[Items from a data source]
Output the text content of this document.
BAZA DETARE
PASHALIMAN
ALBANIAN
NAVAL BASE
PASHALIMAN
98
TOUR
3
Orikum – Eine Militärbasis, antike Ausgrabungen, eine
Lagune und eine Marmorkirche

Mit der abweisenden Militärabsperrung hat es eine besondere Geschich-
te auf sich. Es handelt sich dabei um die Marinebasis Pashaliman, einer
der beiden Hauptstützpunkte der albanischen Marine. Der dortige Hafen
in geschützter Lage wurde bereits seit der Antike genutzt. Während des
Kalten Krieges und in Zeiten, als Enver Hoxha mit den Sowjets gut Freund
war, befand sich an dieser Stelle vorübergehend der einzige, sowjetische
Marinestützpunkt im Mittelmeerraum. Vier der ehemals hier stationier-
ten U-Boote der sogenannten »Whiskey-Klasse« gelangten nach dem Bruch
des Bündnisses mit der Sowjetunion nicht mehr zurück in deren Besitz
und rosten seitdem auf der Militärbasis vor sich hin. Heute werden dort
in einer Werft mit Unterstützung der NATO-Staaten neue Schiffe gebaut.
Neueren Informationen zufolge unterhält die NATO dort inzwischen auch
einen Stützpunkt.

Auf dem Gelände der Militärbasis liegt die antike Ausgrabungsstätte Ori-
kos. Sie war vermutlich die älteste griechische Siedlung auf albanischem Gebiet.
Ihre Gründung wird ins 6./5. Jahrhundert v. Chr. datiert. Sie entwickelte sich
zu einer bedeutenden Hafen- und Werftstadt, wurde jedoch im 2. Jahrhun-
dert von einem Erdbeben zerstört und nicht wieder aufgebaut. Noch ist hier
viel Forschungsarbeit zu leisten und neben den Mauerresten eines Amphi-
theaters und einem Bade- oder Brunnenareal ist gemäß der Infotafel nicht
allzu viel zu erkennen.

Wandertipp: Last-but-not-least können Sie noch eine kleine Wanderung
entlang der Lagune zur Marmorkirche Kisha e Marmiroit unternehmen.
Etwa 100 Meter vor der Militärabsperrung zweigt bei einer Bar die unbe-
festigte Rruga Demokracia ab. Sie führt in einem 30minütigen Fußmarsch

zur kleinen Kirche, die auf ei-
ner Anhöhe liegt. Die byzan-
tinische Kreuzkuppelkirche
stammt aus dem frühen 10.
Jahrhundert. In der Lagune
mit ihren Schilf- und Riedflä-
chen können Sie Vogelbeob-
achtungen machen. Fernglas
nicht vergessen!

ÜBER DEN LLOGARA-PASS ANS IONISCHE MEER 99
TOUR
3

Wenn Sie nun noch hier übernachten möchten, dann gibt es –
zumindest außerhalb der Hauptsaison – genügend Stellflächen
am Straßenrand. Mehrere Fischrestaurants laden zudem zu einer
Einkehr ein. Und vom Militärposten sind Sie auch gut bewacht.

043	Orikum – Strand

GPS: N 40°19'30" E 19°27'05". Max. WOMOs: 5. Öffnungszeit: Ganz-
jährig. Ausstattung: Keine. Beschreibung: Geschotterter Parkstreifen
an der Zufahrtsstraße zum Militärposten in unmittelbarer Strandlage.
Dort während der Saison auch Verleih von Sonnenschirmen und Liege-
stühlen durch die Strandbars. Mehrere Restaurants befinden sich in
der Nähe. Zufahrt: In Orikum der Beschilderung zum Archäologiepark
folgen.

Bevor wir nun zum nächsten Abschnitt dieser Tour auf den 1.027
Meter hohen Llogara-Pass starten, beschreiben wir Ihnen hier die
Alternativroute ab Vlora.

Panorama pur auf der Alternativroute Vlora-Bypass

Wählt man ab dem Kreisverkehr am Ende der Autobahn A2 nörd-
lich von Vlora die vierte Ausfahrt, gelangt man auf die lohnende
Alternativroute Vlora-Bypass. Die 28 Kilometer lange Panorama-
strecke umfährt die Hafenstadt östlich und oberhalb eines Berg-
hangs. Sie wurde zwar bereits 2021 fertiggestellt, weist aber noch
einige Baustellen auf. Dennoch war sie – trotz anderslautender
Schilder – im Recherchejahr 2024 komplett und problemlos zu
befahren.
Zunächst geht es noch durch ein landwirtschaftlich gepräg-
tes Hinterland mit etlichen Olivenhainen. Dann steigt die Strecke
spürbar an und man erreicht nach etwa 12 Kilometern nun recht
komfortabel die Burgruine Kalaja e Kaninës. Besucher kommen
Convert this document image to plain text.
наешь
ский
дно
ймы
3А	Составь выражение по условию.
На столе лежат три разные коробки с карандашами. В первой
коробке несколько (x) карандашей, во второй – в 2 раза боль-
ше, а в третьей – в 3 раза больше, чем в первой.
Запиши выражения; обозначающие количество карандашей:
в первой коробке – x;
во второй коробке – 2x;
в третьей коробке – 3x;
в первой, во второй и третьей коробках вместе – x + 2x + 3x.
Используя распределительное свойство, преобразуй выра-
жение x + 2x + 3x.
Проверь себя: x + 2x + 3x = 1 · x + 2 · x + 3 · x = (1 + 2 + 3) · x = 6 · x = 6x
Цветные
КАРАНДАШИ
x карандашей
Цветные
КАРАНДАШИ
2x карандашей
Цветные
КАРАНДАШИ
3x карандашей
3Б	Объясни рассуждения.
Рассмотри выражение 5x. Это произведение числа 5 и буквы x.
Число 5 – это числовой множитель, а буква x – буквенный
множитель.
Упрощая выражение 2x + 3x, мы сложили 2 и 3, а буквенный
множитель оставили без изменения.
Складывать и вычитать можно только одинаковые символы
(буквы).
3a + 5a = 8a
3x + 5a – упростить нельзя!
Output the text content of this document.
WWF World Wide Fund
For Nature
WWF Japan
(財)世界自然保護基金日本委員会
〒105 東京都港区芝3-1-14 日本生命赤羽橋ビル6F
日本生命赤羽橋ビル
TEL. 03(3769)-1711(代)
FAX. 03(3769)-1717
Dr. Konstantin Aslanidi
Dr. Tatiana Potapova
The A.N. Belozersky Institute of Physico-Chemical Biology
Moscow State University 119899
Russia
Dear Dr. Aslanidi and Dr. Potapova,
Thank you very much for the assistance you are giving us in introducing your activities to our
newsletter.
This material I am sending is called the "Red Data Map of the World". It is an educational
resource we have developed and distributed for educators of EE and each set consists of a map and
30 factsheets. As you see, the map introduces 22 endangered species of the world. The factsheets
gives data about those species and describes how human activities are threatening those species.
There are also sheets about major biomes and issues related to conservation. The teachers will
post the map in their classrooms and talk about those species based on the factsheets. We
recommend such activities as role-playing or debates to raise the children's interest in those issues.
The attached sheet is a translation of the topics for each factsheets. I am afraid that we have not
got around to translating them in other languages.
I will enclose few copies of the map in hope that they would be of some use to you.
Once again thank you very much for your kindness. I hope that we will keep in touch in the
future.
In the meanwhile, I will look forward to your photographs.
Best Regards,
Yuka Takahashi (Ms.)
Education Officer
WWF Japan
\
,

SHORT EXERCISE: Each entry above is to be quoted exactly.

RESPONSE FOR THIS EXERCISE:
Output the text content of this document.
BAZA DETARE
PASHALIMAN
ALBANIAN
NAVAL BASE
PASHALIMAN
98
TOUR
3
Orikum – Eine Militärbasis, antike Ausgrabungen, eine
Lagune und eine Marmorkirche

Mit der abweisenden Militärabsperrung hat es eine besondere Geschich-
te auf sich. Es handelt sich dabei um die Marinebasis Pashaliman, einer
der beiden Hauptstützpunkte der albanischen Marine. Der dortige Hafen
in geschützter Lage wurde bereits seit der Antike genutzt. Während des
Kalten Krieges und in Zeiten, als Enver Hoxha mit den Sowjets gut Freund
war, befand sich an dieser Stelle vorübergehend der einzige, sowjetische
Marinestützpunkt im Mittelmeerraum. Vier der ehemals hier stationier-
ten U-Boote der sogenannten »Whiskey-Klasse« gelangten nach dem Bruch
des Bündnisses mit der Sowjetunion nicht mehr zurück in deren Besitz
und rosten seitdem auf der Militärbasis vor sich hin. Heute werden dort
in einer Werft mit Unterstützung der NATO-Staaten neue Schiffe gebaut.
Neueren Informationen zufolge unterhält die NATO dort inzwischen auch
einen Stützpunkt.

Auf dem Gelände der Militärbasis liegt die antike Ausgrabungsstätte Ori-
kos. Sie war vermutlich die älteste griechische Siedlung auf albanischem Gebiet.
Ihre Gründung wird ins 6./5. Jahrhundert v. Chr. datiert. Sie entwickelte sich
zu einer bedeutenden Hafen- und Werftstadt, wurde jedoch im 2. Jahrhun-
dert von einem Erdbeben zerstört und nicht wieder aufgebaut. Noch ist hier
viel Forschungsarbeit zu leisten und neben den Mauerresten eines Amphi-
theaters und einem Bade- oder Brunnenareal ist gemäß der Infotafel nicht
allzu viel zu erkennen.

Wandertipp: Last-but-not-least können Sie noch eine kleine Wanderung
entlang der Lagune zur Marmorkirche Kisha e Marmiroit unternehmen.
Etwa 100 Meter vor der Militärabsperrung zweigt bei einer Bar die unbe-
festigte Rruga Demokracia ab. Sie führt in einem 30minütigen Fußmarsch

zur kleinen Kirche, die auf ei-
ner Anhöhe liegt. Die byzan-
tinische Kreuzkuppelkirche
stammt aus dem frühen 10.
Jahrhundert. In der Lagune
mit ihren Schilf- und Riedflä-
chen können Sie Vogelbeob-
achtungen machen. Fernglas
nicht vergessen!

ÜBER DEN LLOGARA-PASS ANS IONISCHE MEER 99
TOUR
3

Wenn Sie nun noch hier übernachten möchten, dann gibt es –
zumindest außerhalb der Hauptsaison – genügend Stellflächen
am Straßenrand. Mehrere Fischrestaurants laden zudem zu einer
Einkehr ein. Und vom Militärposten sind Sie auch gut bewacht.

043	Orikum – Strand

GPS: N 40°19'30" E 19°27'05". Max. WOMOs: 5. Öffnungszeit: Ganz-
jährig. Ausstattung: Keine. Beschreibung: Geschotterter Parkstreifen
an der Zufahrtsstraße zum Militärposten in unmittelbarer Strandlage.
Dort während der Saison auch Verleih von Sonnenschirmen und Liege-
stühlen durch die Strandbars. Mehrere Restaurants befinden sich in
der Nähe. Zufahrt: In Orikum der Beschilderung zum Archäologiepark
folgen.

Bevor wir nun zum nächsten Abschnitt dieser Tour auf den 1.027
Meter hohen Llogara-Pass starten, beschreiben wir Ihnen hier die
Alternativroute ab Vlora.

Panorama pur auf der Alternativroute Vlora-Bypass

Wählt man ab dem Kreisverkehr am Ende der Autobahn A2 nörd-
lich von Vlora die vierte Ausfahrt, gelangt man auf die lohnende
Alternativroute Vlora-Bypass. Die 28 Kilometer lange Panorama-
strecke umfährt die Hafenstadt östlich und oberhalb eines Berg-
hangs. Sie wurde zwar bereits 2021 fertiggestellt, weist aber noch
einige Baustellen auf. Dennoch war sie – trotz anderslautender
Schilder – im Recherchejahr 2024 komplett und problemlos zu
befahren.
Zunächst geht es noch durch ein landwirtschaftlich gepräg-
tes Hinterland mit etlichen Olivenhainen. Dann steigt die Strecke
spürbar an und man erreicht nach etwa 12 Kilometern nun recht
komfortabel die Burgruine Kalaja e Kaninës. Besucher kommen
Convert this document image to plain text.
наешь
ский
дно
ймы
3А	Составь выражение по условию.
На столе лежат три разные коробки с карандашами. В первой
коробке несколько (x) карандашей, во второй – в 2 раза боль-
ше, а в третьей – в 3 раза больше, чем в первой.
Запиши выражения; обозначающие количество карандашей:
в первой коробке – x;
во второй коробке – 2x;
в третьей коробке – 3x;
в первой, во второй и третьей коробках вместе – x + 2x + 3x.
Используя распределительное свойство, преобразуй выра-
жение x + 2x + 3x.
Проверь себя: x + 2x + 3x = 1 · x + 2 · x + 3 · x = (1 + 2 + 3) · x = 6 · x = 6x
Цветные
КАРАНДАШИ
x карандашей
Цветные
КАРАНДАШИ
2x карандашей
Цветные
КАРАНДАШИ
3x карандашей
3Б	Объясни рассуждения.
Рассмотри выражение 5x. Это произведение числа 5 и буквы x.
Число 5 – это числовой множитель, а буква x – буквенный
множитель.
Упрощая выражение 2x + 3x, мы сложили 2 и 3, а буквенный
множитель оставили без изменения.
Складывать и вычитать можно только одинаковые символы
(буквы).
3a + 5a = 8a
3x + 5a – упростить нельзя!
Output the text content of this document.
WWF World Wide Fund
For Nature
WWF Japan
(財)世界自然保護基金日本委員会
〒105 東京都港区芝3-1-14 日本生命赤羽橋ビル6F
日本生命赤羽橋ビル
TEL. 03(3769)-1711(代)
FAX. 03(3769)-1717
Dr. Konstantin Aslanidi
Dr. Tatiana Potapova
The A.N. Belozersky Institute of Physico-Chemical Biology
Moscow State University 119899
Russia
Dear Dr. Aslanidi and Dr. Potapova,
Thank you very much for the assistance you are giving us in introducing your activities to our
newsletter.
This material I am sending is called the "Red Data Map of the World". It is an educational
resource we have developed and distributed for educators of EE and each set consists of a map and
30 factsheets. As you see, the map introduces 22 endangered species of the world. The factsheets
gives data about those species and describes how human activities are threatening those species.
There are also sheets about major biomes and issues related to conservation. The teachers will
post the map in their classrooms and talk about those species based on the factsheets. We
recommend such activities as role-playing or debates to raise the children's interest in those issues.
The attached sheet is a translation of the topics for each factsheets. I am afraid that we have not
got around to translating them in other languages.
I will enclose few copies of the map in hope that they would be of some use to you.
Once again thank you very much for your kindness. I hope that we will keep in touch in the
future.
In the meanwhile, I will look forward to your photographs.
Best Regards,
Yuka Takahashi (Ms.)
Education Officer
WWF Japan
\
,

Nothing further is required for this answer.